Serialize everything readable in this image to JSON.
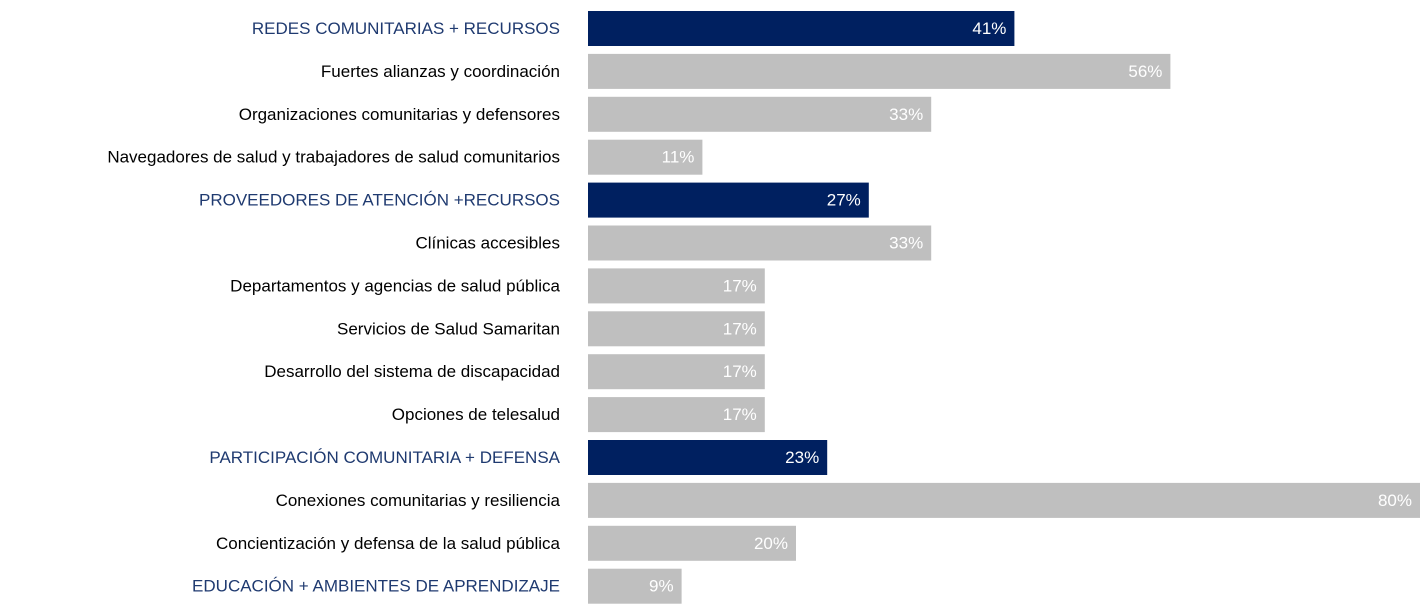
{
  "chart_data": {
    "type": "barh",
    "categories": [
      "REDES COMUNITARIAS + RECURSOS",
      "Fuertes alianzas y coordinación",
      "Organizaciones comunitarias y defensores",
      "Navegadores de salud y trabajadores de salud comunitarios",
      "PROVEEDORES DE ATENCIÓN +RECURSOS",
      "Clínicas accesibles",
      "Departamentos y agencias de salud pública",
      "Servicios de Salud Samaritan",
      "Desarrollo del sistema de discapacidad",
      "Opciones de telesalud",
      "PARTICIPACIÓN COMUNITARIA + DEFENSA",
      "Conexiones comunitarias y resiliencia",
      "Concientización y defensa de la salud pública",
      "EDUCACIÓN + AMBIENTES DE APRENDIZAJE"
    ],
    "values": [
      41,
      56,
      33,
      11,
      27,
      33,
      17,
      17,
      17,
      17,
      23,
      80,
      20,
      9
    ],
    "value_labels": [
      "41%",
      "56%",
      "33%",
      "11%",
      "27%",
      "33%",
      "17%",
      "17%",
      "17%",
      "17%",
      "23%",
      "80%",
      "20%",
      "9%"
    ],
    "colors": [
      "#002060",
      "#bfbfbf",
      "#bfbfbf",
      "#bfbfbf",
      "#002060",
      "#bfbfbf",
      "#bfbfbf",
      "#bfbfbf",
      "#bfbfbf",
      "#bfbfbf",
      "#002060",
      "#bfbfbf",
      "#bfbfbf",
      "#bfbfbf"
    ],
    "label_colors": [
      "#1f3a70",
      "#000000",
      "#000000",
      "#000000",
      "#1f3a70",
      "#000000",
      "#000000",
      "#000000",
      "#000000",
      "#000000",
      "#1f3a70",
      "#000000",
      "#000000",
      "#1f3a70"
    ],
    "xlim": [
      0,
      80
    ]
  }
}
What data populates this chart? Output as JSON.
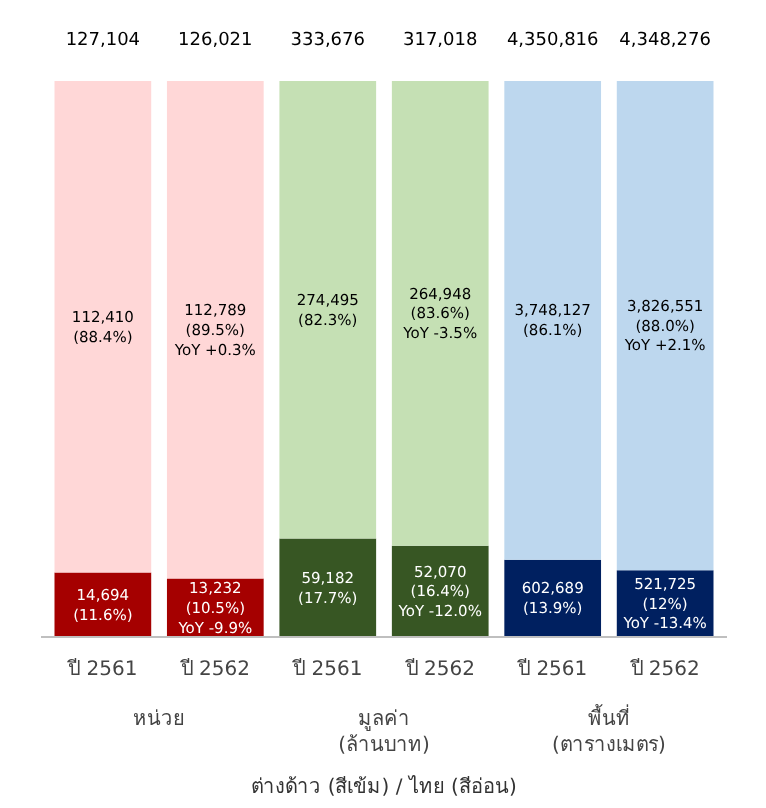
{
  "chart_data": {
    "type": "bar",
    "stacked": true,
    "ylim": [
      0,
      100
    ],
    "tick_labels": "x",
    "categories": [
      "ปี 2561",
      "ปี 2562",
      "ปี 2561",
      "ปี 2562",
      "ปี 2561",
      "ปี 2562"
    ],
    "series": [
      {
        "colors": [
          "#a50000",
          "#a50000",
          "#375623",
          "#375623",
          "#002060",
          "#002060"
        ],
        "values": [
          11.6,
          10.5,
          17.7,
          16.4,
          13.9,
          12
        ],
        "value_labels": [
          "14,694\n(11.6%)",
          "13,232\n(10.5%)\nYoY -9.9%",
          "59,182\n(17.7%)",
          "52,070\n(16.4%)\nYoY -12.0%",
          "602,689\n(13.9%)",
          "521,725\n(12%)\nYoY -13.4%"
        ]
      },
      {
        "colors": [
          "#ffd7d7",
          "#ffd7d7",
          "#c5e0b4",
          "#c5e0b4",
          "#bdd7ee",
          "#bdd7ee"
        ],
        "values": [
          88.4,
          89.5,
          82.3,
          83.6,
          86.1,
          88.0
        ],
        "value_labels": [
          "112,410\n(88.4%)",
          "112,789\n(89.5%)\nYoY +0.3%",
          "274,495\n(82.3%)",
          "264,948\n(83.6%)\nYoY -3.5%",
          "3,748,127\n(86.1%)",
          "3,826,551\n(88.0%)\nYoY +2.1%"
        ]
      }
    ],
    "annotations": [
      "127,104",
      "126,021",
      "333,676",
      "317,018",
      "4,350,816",
      "4,348,276",
      "หน่วย",
      "มูลค่า\n(ล้านบาท)",
      "พื้นที่\n(ตารางเมตร)",
      "ต่างด้าว (สีเข้ม) / ไทย (สีอ่อน)"
    ]
  }
}
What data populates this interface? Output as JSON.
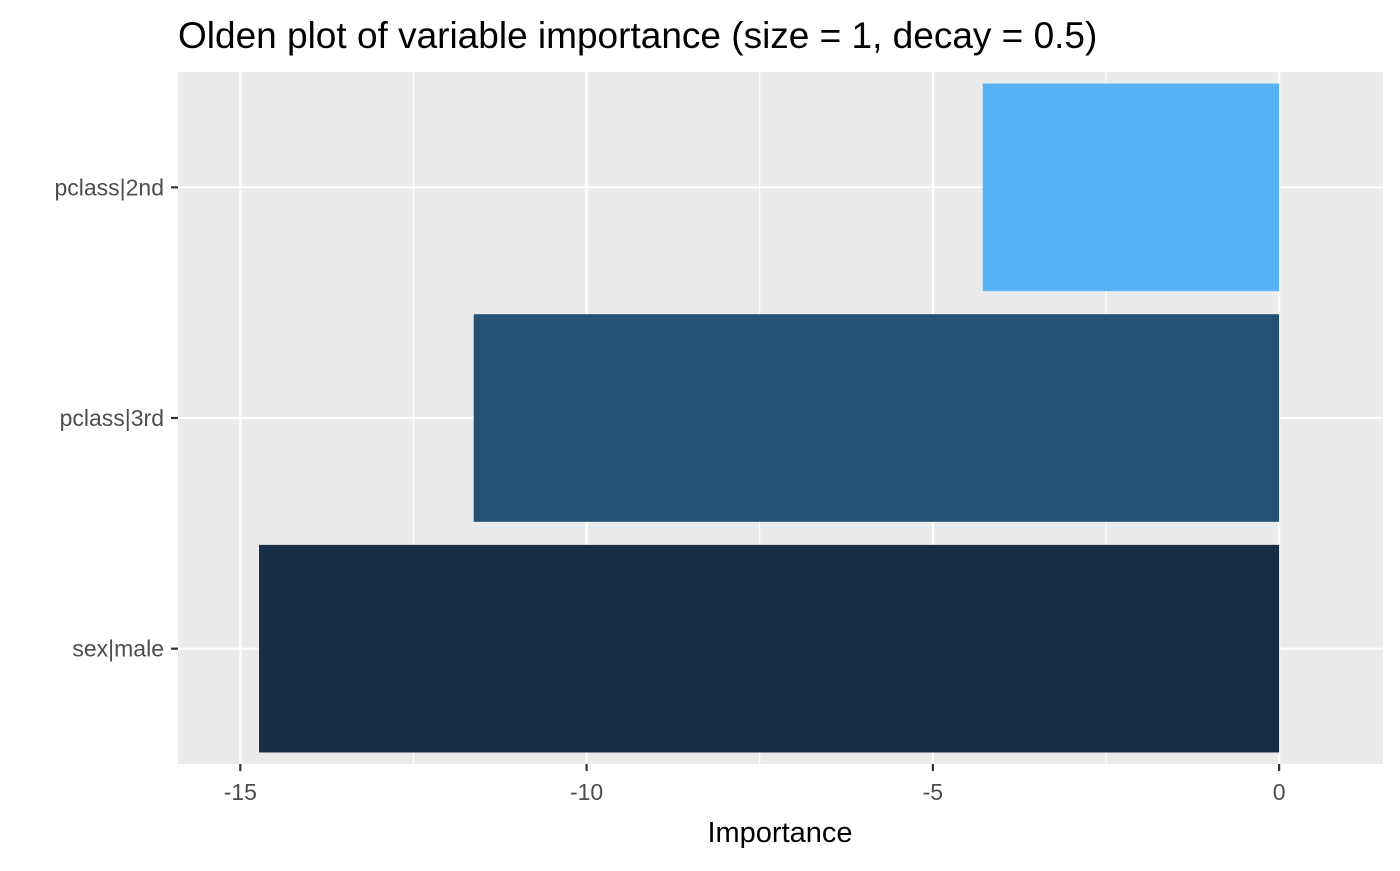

☆ ☆ ☆ ☆ ☆

EXERCISE GOAL: Every line of the data above should be quoted exactly. Omit the pictures.

FULL SOLUTION:
Serialize everything readable in this image to JSON.
{
  "chart_data": {
    "type": "barh",
    "categories": [
      "REDES COMUNITARIAS + RECURSOS",
      "Fuertes alianzas y coordinación",
      "Organizaciones comunitarias y defensores",
      "Navegadores de salud y trabajadores de salud comunitarios",
      "PROVEEDORES DE ATENCIÓN +RECURSOS",
      "Clínicas accesibles",
      "Departamentos y agencias de salud pública",
      "Servicios de Salud Samaritan",
      "Desarrollo del sistema de discapacidad",
      "Opciones de telesalud",
      "PARTICIPACIÓN COMUNITARIA + DEFENSA",
      "Conexiones comunitarias y resiliencia",
      "Concientización y defensa de la salud pública",
      "EDUCACIÓN + AMBIENTES DE APRENDIZAJE"
    ],
    "values": [
      41,
      56,
      33,
      11,
      27,
      33,
      17,
      17,
      17,
      17,
      23,
      80,
      20,
      9
    ],
    "value_labels": [
      "41%",
      "56%",
      "33%",
      "11%",
      "27%",
      "33%",
      "17%",
      "17%",
      "17%",
      "17%",
      "23%",
      "80%",
      "20%",
      "9%"
    ],
    "colors": [
      "#002060",
      "#bfbfbf",
      "#bfbfbf",
      "#bfbfbf",
      "#002060",
      "#bfbfbf",
      "#bfbfbf",
      "#bfbfbf",
      "#bfbfbf",
      "#bfbfbf",
      "#002060",
      "#bfbfbf",
      "#bfbfbf",
      "#bfbfbf"
    ],
    "label_colors": [
      "#1f3a70",
      "#000000",
      "#000000",
      "#000000",
      "#1f3a70",
      "#000000",
      "#000000",
      "#000000",
      "#000000",
      "#000000",
      "#1f3a70",
      "#000000",
      "#000000",
      "#1f3a70"
    ],
    "xlim": [
      0,
      80
    ]
  }
}
What data populates this chart? Output as JSON.
{
  "chart_data": {
    "type": "bar",
    "stacked": true,
    "ylim": [
      0,
      100
    ],
    "tick_labels": "x",
    "categories": [
      "ปี 2561",
      "ปี 2562",
      "ปี 2561",
      "ปี 2562",
      "ปี 2561",
      "ปี 2562"
    ],
    "series": [
      {
        "colors": [
          "#a50000",
          "#a50000",
          "#375623",
          "#375623",
          "#002060",
          "#002060"
        ],
        "values": [
          11.6,
          10.5,
          17.7,
          16.4,
          13.9,
          12
        ],
        "value_labels": [
          "14,694\n(11.6%)",
          "13,232\n(10.5%)\nYoY -9.9%",
          "59,182\n(17.7%)",
          "52,070\n(16.4%)\nYoY -12.0%",
          "602,689\n(13.9%)",
          "521,725\n(12%)\nYoY -13.4%"
        ]
      },
      {
        "colors": [
          "#ffd7d7",
          "#ffd7d7",
          "#c5e0b4",
          "#c5e0b4",
          "#bdd7ee",
          "#bdd7ee"
        ],
        "values": [
          88.4,
          89.5,
          82.3,
          83.6,
          86.1,
          88.0
        ],
        "value_labels": [
          "112,410\n(88.4%)",
          "112,789\n(89.5%)\nYoY +0.3%",
          "274,495\n(82.3%)",
          "264,948\n(83.6%)\nYoY -3.5%",
          "3,748,127\n(86.1%)",
          "3,826,551\n(88.0%)\nYoY +2.1%"
        ]
      }
    ],
    "annotations": [
      "127,104",
      "126,021",
      "333,676",
      "317,018",
      "4,350,816",
      "4,348,276",
      "หน่วย",
      "มูลค่า\n(ล้านบาท)",
      "พื้นที่\n(ตารางเมตร)",
      "ต่างด้าว (สีเข้ม) / ไทย (สีอ่อน)"
    ]
  }
}
What data populates this interface? Output as JSON.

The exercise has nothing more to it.